◆ **TASK INPUTS**:
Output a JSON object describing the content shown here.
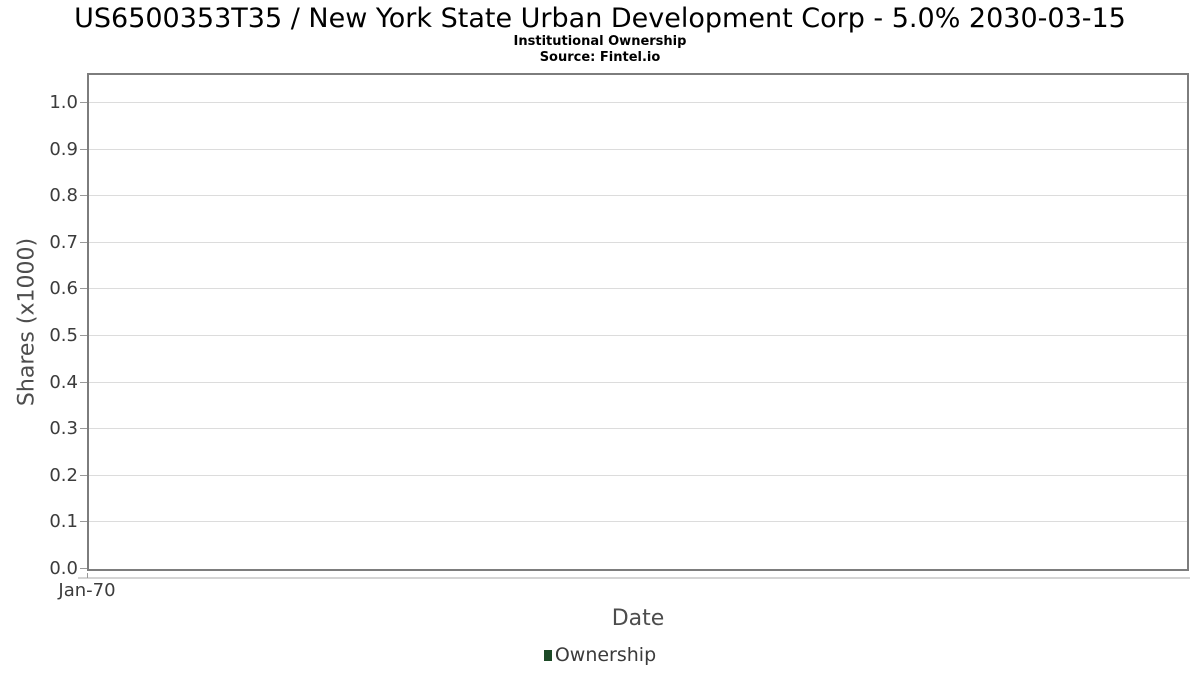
{
  "header": {
    "title": "US6500353T35 / New York State Urban Development Corp - 5.0% 2030-03-15",
    "subtitle": "Institutional Ownership",
    "source": "Source: Fintel.io"
  },
  "chart_data": {
    "type": "column",
    "title": "US6500353T35 / New York State Urban Development Corp - 5.0% 2030-03-15",
    "subtitle": "Institutional Ownership",
    "source": "Source: Fintel.io",
    "xlabel": "Date",
    "ylabel": "Shares (x1000)",
    "x_tick_labels": [
      "Jan-70"
    ],
    "y_tick_labels": [
      "0.0",
      "0.1",
      "0.2",
      "0.3",
      "0.4",
      "0.5",
      "0.6",
      "0.7",
      "0.8",
      "0.9",
      "1.0"
    ],
    "y_tick_values": [
      0,
      0.1,
      0.2,
      0.3,
      0.4,
      0.5,
      0.6,
      0.7,
      0.8,
      0.9,
      1.0
    ],
    "ylim": [
      0,
      1.06
    ],
    "grid": true,
    "legend_position": "bottom-center",
    "series": [
      {
        "name": "Ownership",
        "color": "#1d4a27",
        "x": [],
        "values": []
      }
    ]
  },
  "legend": {
    "entries": [
      {
        "label": "Ownership",
        "color": "#1d4a27"
      }
    ]
  },
  "colors": {
    "background": "#ffffff",
    "title": "#000000",
    "plot_border": "#7d7d7d",
    "gridline": "#dcdcdc",
    "axis_line": "#d4d4d4",
    "tick_mark": "#999999",
    "tick_label": "#3c3c3c",
    "axis_title": "#4d4d4d",
    "legend_label": "#3b3b3b",
    "series_ownership": "#1d4a27"
  }
}
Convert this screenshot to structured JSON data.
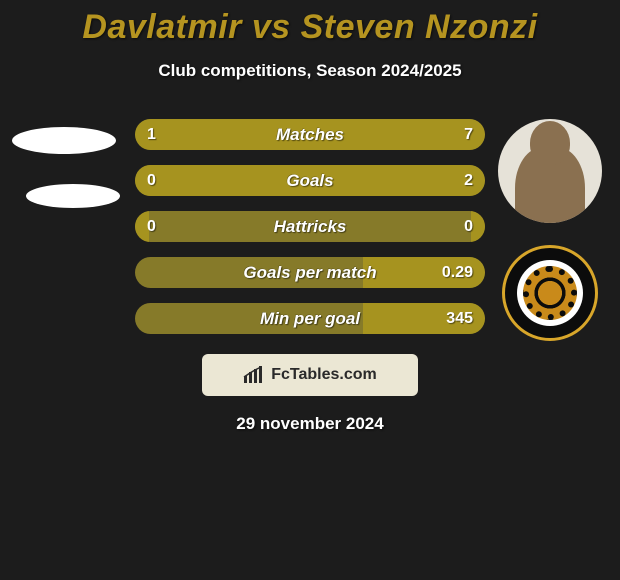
{
  "title": "Davlatmir vs Steven Nzonzi",
  "title_color": "#b59420",
  "subtitle": "Club competitions, Season 2024/2025",
  "date": "29 november 2024",
  "branding": {
    "text": "FcTables.com",
    "background": "#ebe7d4",
    "text_color": "#2a2a2a"
  },
  "colors": {
    "bar_left": "#a6931f",
    "bar_right": "#a6931f",
    "bar_bg": "#867a29"
  },
  "stats": [
    {
      "label": "Matches",
      "left_val": "1",
      "right_val": "7",
      "left_pct": 12.5,
      "right_pct": 87.5
    },
    {
      "label": "Goals",
      "left_val": "0",
      "right_val": "2",
      "left_pct": 4,
      "right_pct": 96
    },
    {
      "label": "Hattricks",
      "left_val": "0",
      "right_val": "0",
      "left_pct": 4,
      "right_pct": 4
    },
    {
      "label": "Goals per match",
      "left_val": "",
      "right_val": "0.29",
      "left_pct": 0,
      "right_pct": 35
    },
    {
      "label": "Min per goal",
      "left_val": "",
      "right_val": "345",
      "left_pct": 0,
      "right_pct": 35
    }
  ]
}
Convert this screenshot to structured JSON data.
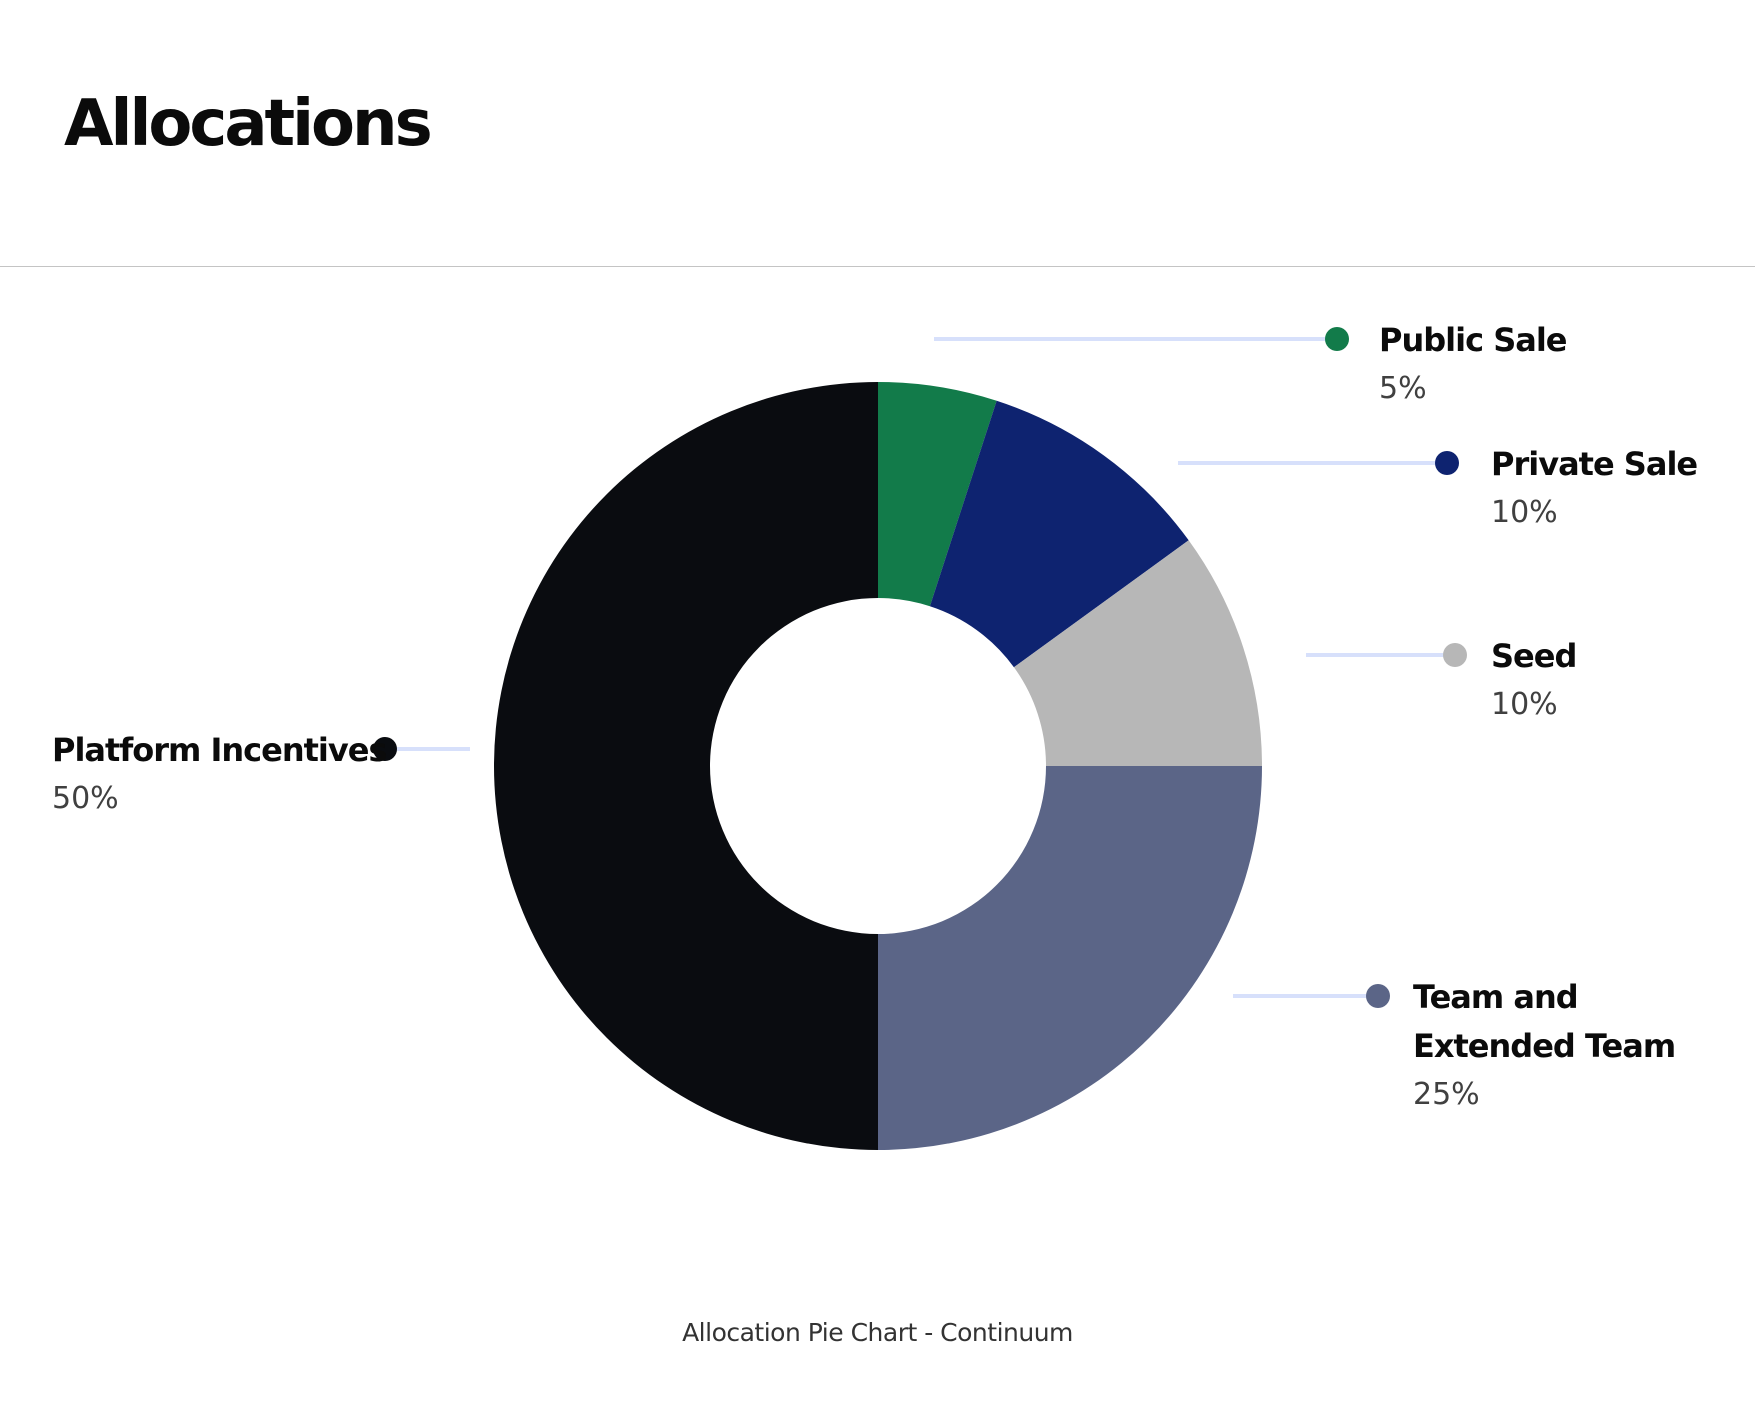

◆ **OBJECTIVE**: Your task is to copy the entries in full and exactly, without any images.

◆ **OUTPUT BELOW**:
Output a JSON object describing the content shown here.
{
  "header": {
    "title": "US6500353T35 / New York State Urban Development Corp - 5.0% 2030-03-15",
    "subtitle": "Institutional Ownership",
    "source": "Source: Fintel.io"
  },
  "chart_data": {
    "type": "column",
    "title": "US6500353T35 / New York State Urban Development Corp - 5.0% 2030-03-15",
    "subtitle": "Institutional Ownership",
    "source": "Source: Fintel.io",
    "xlabel": "Date",
    "ylabel": "Shares (x1000)",
    "x_tick_labels": [
      "Jan-70"
    ],
    "y_tick_labels": [
      "0.0",
      "0.1",
      "0.2",
      "0.3",
      "0.4",
      "0.5",
      "0.6",
      "0.7",
      "0.8",
      "0.9",
      "1.0"
    ],
    "y_tick_values": [
      0,
      0.1,
      0.2,
      0.3,
      0.4,
      0.5,
      0.6,
      0.7,
      0.8,
      0.9,
      1.0
    ],
    "ylim": [
      0,
      1.06
    ],
    "grid": true,
    "legend_position": "bottom-center",
    "series": [
      {
        "name": "Ownership",
        "color": "#1d4a27",
        "x": [],
        "values": []
      }
    ]
  },
  "legend": {
    "entries": [
      {
        "label": "Ownership",
        "color": "#1d4a27"
      }
    ]
  },
  "colors": {
    "background": "#ffffff",
    "title": "#000000",
    "plot_border": "#7d7d7d",
    "gridline": "#dcdcdc",
    "axis_line": "#d4d4d4",
    "tick_mark": "#999999",
    "tick_label": "#3c3c3c",
    "axis_title": "#4d4d4d",
    "legend_label": "#3b3b3b",
    "series_ownership": "#1d4a27"
  }
}
Convert this screenshot to structured JSON data.
{
  "title": "Davlatmir vs Steven Nzonzi",
  "title_color": "#b59420",
  "subtitle": "Club competitions, Season 2024/2025",
  "date": "29 november 2024",
  "branding": {
    "text": "FcTables.com",
    "background": "#ebe7d4",
    "text_color": "#2a2a2a"
  },
  "colors": {
    "bar_left": "#a6931f",
    "bar_right": "#a6931f",
    "bar_bg": "#867a29"
  },
  "stats": [
    {
      "label": "Matches",
      "left_val": "1",
      "right_val": "7",
      "left_pct": 12.5,
      "right_pct": 87.5
    },
    {
      "label": "Goals",
      "left_val": "0",
      "right_val": "2",
      "left_pct": 4,
      "right_pct": 96
    },
    {
      "label": "Hattricks",
      "left_val": "0",
      "right_val": "0",
      "left_pct": 4,
      "right_pct": 4
    },
    {
      "label": "Goals per match",
      "left_val": "",
      "right_val": "0.29",
      "left_pct": 0,
      "right_pct": 35
    },
    {
      "label": "Min per goal",
      "left_val": "",
      "right_val": "345",
      "left_pct": 0,
      "right_pct": 35
    }
  ]
}
Convert this screenshot to structured JSON data.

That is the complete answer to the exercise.